REQUIRED WORK>
Return only the lines starting at the line that contains "What text is on this page?" and ending with the final line of the listing; include both endpoints.

Start of PROVIDED RECORDS

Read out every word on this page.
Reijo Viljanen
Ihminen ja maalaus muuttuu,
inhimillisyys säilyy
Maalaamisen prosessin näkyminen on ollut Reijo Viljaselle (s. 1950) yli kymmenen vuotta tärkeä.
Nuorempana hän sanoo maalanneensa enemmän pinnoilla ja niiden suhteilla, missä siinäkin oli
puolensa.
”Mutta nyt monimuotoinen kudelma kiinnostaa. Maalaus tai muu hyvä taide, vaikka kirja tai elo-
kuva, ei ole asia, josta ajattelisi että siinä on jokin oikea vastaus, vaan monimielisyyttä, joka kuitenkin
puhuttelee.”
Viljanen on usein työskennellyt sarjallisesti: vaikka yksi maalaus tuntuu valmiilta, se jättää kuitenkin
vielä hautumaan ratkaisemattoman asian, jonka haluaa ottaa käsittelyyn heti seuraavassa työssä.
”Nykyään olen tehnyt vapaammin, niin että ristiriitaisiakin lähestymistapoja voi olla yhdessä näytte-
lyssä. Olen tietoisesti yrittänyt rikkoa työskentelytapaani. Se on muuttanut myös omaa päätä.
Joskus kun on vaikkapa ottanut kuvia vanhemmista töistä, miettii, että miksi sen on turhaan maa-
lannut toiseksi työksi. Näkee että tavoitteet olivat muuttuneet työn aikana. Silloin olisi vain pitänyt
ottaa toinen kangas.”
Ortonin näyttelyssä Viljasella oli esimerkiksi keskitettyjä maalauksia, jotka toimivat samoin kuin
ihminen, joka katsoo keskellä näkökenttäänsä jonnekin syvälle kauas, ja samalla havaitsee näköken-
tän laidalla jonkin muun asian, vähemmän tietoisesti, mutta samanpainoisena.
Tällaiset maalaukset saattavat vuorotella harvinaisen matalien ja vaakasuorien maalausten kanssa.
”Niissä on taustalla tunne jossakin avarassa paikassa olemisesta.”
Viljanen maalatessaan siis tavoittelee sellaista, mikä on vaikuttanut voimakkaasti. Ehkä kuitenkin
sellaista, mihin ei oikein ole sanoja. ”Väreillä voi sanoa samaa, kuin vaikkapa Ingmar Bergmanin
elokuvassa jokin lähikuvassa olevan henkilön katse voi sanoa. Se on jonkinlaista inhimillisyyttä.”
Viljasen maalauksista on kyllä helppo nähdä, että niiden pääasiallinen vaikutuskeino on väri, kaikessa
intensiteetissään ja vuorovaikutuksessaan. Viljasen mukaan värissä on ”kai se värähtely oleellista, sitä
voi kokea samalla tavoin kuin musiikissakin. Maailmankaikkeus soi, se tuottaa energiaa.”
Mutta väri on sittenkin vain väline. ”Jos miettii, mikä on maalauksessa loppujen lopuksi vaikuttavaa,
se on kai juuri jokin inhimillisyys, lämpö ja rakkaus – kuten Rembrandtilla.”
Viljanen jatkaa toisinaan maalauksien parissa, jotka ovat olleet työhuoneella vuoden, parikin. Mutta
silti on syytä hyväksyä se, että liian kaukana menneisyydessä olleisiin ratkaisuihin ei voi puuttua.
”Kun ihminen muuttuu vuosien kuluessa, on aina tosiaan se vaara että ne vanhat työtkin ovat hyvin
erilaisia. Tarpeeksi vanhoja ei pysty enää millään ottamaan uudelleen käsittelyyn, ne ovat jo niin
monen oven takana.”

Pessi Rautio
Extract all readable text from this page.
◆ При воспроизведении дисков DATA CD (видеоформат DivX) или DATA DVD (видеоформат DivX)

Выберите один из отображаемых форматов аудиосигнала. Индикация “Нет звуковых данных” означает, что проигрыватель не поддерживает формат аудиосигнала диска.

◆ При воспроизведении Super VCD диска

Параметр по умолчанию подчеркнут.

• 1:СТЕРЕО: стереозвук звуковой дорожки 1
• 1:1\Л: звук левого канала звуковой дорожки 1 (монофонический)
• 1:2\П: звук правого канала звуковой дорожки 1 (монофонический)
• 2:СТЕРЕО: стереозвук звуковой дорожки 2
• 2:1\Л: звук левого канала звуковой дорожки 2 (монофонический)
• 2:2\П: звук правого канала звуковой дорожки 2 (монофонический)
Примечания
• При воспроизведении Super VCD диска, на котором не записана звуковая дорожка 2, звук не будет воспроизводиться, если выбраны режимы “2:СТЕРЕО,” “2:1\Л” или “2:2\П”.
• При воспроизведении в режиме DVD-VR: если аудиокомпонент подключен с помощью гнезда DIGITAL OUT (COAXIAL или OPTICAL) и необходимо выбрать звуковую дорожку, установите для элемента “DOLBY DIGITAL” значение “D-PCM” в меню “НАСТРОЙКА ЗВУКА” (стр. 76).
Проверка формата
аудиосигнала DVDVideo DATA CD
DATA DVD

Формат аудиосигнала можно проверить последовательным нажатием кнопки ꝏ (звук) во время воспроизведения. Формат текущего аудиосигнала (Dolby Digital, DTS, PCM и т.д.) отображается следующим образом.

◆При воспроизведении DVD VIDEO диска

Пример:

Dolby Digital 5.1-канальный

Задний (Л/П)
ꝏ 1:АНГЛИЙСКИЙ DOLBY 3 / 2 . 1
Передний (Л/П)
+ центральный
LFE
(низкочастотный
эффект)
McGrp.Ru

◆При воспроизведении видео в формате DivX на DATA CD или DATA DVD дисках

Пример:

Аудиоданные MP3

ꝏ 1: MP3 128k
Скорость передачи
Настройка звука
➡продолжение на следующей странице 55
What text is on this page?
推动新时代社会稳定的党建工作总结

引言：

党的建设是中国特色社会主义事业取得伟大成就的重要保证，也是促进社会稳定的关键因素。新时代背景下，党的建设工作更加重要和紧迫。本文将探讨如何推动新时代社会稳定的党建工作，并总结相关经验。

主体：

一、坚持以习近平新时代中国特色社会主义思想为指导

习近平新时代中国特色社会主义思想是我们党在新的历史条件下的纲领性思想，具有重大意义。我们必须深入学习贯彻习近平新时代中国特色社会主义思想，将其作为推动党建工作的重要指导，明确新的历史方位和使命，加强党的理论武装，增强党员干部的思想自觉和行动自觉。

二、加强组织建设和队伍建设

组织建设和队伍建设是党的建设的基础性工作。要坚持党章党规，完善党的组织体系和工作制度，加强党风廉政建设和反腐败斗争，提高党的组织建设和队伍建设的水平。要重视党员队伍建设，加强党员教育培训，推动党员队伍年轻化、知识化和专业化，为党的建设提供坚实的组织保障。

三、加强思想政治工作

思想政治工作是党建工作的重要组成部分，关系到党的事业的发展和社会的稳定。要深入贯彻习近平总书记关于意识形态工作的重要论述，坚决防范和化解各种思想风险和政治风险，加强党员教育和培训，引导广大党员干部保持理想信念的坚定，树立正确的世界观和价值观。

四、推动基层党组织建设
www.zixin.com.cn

End of PROVIDED RECORDS

SOLUTION TO THE PROBLEM>
What text is on this page?
推动新时代社会稳定的党建工作总结

引言：

党的建设是中国特色社会主义事业取得伟大成就的重要保证，也是促进社会稳定的关键因素。新时代背景下，党的建设工作更加重要和紧迫。本文将探讨如何推动新时代社会稳定的党建工作，并总结相关经验。

主体：

一、坚持以习近平新时代中国特色社会主义思想为指导

习近平新时代中国特色社会主义思想是我们党在新的历史条件下的纲领性思想，具有重大意义。我们必须深入学习贯彻习近平新时代中国特色社会主义思想，将其作为推动党建工作的重要指导，明确新的历史方位和使命，加强党的理论武装，增强党员干部的思想自觉和行动自觉。

二、加强组织建设和队伍建设

组织建设和队伍建设是党的建设的基础性工作。要坚持党章党规，完善党的组织体系和工作制度，加强党风廉政建设和反腐败斗争，提高党的组织建设和队伍建设的水平。要重视党员队伍建设，加强党员教育培训，推动党员队伍年轻化、知识化和专业化，为党的建设提供坚实的组织保障。

三、加强思想政治工作

思想政治工作是党建工作的重要组成部分，关系到党的事业的发展和社会的稳定。要深入贯彻习近平总书记关于意识形态工作的重要论述，坚决防范和化解各种思想风险和政治风险，加强党员教育和培训，引导广大党员干部保持理想信念的坚定，树立正确的世界观和价值观。

四、推动基层党组织建设
www.zixin.com.cn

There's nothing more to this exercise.